- **READING TEXT**:
((

House Republicans Set To Release Proposal for Health Care Overhaul
On Thursday, House Republicans plan to release their own $700 billion health reform bill that aims to expand health coverage through tax incentives and limit medical malpractice lawsuits, CQ Today reports (Wayne, CQ Today, 7/29).
The bill, drafted by Rep. Tom Price (R-Ga.), is intended to be an alternative to House Democrats' legislation (HR 3200) and does not include an individual or employer mandate nor any kind of public health insurance program.
Rather, the bill would permit individuals to purchase health insurance online from any company in the country.
According to Republican Study Committee spokesperson Brendan Buck, House Republicans "are introducing this bill because we support health care reform, but in a way that empowers patients" (Alonso-Zaldivar, AP/Boston Globe, 7/29).

))

Copy the passage of the article on the House Republican health bill that begins at the words "House Republicans Set" and ends after "CQ Today, 7/29).". The entries that follow are separate from the article on the House Republican health bill.

- **DATA SUPPLIED**:

((

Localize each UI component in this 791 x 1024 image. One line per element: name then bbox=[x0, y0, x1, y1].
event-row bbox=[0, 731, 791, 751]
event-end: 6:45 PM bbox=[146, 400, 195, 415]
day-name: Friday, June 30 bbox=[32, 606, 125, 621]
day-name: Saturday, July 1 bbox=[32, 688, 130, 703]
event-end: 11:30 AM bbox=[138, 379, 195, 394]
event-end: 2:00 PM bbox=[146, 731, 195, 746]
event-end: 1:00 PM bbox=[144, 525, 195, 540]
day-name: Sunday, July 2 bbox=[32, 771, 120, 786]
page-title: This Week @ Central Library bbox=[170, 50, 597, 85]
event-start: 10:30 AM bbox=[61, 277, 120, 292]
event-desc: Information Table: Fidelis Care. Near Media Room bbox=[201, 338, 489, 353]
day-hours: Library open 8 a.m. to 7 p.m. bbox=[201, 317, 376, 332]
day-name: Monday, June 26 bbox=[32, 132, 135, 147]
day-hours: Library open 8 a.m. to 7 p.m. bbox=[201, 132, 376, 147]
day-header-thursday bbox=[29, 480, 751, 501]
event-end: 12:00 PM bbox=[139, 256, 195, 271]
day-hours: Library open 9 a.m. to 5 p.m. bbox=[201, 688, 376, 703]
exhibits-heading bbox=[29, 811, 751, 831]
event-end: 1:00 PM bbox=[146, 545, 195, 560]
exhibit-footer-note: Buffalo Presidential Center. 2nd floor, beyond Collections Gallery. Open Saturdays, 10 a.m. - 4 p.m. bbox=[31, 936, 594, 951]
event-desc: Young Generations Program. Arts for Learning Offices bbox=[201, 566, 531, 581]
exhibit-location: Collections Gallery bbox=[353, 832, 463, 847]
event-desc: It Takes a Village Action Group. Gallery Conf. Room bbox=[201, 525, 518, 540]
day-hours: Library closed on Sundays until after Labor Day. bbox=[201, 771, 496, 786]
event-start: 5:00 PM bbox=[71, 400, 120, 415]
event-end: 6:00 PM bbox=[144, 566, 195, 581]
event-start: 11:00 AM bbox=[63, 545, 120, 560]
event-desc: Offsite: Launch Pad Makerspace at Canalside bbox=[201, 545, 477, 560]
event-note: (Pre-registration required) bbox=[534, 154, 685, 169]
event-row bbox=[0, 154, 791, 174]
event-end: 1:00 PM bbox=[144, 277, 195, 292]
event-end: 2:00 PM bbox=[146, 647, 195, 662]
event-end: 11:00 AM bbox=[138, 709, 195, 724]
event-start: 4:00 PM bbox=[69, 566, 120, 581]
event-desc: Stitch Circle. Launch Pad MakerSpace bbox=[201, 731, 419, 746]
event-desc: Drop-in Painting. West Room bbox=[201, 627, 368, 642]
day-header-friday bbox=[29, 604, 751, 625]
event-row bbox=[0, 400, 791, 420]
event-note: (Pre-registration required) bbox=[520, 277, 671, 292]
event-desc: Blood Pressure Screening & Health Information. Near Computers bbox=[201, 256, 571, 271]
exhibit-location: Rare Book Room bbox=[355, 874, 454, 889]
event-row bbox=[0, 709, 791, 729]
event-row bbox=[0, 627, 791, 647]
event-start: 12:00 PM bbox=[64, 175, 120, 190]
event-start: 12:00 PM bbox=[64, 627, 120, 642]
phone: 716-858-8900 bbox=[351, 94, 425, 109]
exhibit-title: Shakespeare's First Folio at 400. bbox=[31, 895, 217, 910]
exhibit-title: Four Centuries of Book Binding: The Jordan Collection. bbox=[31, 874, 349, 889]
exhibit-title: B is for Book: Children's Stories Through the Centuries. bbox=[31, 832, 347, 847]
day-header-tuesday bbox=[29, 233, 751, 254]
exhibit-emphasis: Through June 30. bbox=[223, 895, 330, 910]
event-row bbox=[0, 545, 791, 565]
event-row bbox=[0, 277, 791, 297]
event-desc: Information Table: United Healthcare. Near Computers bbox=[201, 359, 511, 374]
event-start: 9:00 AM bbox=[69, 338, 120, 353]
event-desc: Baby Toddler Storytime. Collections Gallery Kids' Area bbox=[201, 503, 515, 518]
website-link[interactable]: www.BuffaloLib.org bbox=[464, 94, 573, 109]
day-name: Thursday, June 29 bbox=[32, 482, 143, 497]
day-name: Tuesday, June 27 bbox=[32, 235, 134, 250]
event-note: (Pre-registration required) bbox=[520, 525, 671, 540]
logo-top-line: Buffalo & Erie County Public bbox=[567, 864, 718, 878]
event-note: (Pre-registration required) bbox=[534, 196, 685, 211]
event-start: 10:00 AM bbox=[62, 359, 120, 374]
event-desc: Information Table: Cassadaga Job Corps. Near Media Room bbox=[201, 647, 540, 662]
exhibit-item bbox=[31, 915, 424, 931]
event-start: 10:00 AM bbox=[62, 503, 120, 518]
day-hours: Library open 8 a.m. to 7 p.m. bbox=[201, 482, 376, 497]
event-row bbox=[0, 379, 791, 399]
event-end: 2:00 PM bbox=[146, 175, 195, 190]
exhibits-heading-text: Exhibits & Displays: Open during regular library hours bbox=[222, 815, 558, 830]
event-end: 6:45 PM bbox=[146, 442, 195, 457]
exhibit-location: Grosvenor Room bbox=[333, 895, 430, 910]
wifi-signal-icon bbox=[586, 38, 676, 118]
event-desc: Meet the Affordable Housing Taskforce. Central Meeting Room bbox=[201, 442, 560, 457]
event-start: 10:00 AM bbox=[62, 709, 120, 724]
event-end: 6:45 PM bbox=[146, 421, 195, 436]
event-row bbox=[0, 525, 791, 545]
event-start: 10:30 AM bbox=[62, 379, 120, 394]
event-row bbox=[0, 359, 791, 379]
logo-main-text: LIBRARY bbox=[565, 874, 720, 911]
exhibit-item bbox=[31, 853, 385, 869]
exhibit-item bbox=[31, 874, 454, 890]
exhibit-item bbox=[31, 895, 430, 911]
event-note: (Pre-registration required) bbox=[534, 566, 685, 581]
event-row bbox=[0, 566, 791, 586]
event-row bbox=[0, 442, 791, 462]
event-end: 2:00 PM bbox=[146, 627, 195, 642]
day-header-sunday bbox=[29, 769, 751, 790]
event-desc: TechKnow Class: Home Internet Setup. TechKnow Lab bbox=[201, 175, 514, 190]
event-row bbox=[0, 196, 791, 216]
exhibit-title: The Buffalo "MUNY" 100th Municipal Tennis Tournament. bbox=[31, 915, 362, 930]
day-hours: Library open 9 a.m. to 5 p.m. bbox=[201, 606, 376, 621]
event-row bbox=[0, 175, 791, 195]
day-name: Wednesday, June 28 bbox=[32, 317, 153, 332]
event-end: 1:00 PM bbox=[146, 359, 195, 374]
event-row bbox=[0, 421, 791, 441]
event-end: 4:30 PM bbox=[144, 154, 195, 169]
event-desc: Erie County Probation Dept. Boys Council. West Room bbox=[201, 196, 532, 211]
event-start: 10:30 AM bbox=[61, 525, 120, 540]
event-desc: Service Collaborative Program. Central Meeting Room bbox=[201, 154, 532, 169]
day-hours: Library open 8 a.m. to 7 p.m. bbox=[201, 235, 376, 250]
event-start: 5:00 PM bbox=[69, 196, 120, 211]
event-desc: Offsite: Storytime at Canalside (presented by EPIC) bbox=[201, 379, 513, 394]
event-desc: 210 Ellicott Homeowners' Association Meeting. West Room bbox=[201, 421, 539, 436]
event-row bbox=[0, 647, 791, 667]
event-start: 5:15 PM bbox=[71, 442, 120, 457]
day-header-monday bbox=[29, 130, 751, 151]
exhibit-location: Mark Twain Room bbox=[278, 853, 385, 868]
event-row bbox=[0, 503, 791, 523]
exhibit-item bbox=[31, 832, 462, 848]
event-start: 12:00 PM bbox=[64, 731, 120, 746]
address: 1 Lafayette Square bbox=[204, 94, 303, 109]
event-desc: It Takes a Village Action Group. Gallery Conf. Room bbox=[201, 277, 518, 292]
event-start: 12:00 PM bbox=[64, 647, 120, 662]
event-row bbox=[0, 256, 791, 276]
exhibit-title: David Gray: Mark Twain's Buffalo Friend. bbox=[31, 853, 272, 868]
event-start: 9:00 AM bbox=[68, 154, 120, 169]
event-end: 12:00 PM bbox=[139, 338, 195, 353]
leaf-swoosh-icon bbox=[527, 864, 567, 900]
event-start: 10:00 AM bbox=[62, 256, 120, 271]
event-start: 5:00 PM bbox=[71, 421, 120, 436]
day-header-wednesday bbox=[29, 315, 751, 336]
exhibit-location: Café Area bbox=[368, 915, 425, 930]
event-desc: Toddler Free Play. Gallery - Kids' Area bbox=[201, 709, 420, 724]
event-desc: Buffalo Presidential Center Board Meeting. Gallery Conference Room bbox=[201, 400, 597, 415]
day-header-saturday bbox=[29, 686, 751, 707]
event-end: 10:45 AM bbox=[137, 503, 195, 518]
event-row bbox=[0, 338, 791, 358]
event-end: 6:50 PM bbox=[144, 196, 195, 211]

))

- **RESULT FOR THIS EXERCISE**:
House Republicans Set To Release Proposal for Health Care Overhaul
On Thursday, House Republicans plan to release their own $700 billion health reform bill that aims to expand health coverage through tax incentives and limit medical malpractice lawsuits, CQ Today reports (Wayne, CQ Today, 7/29).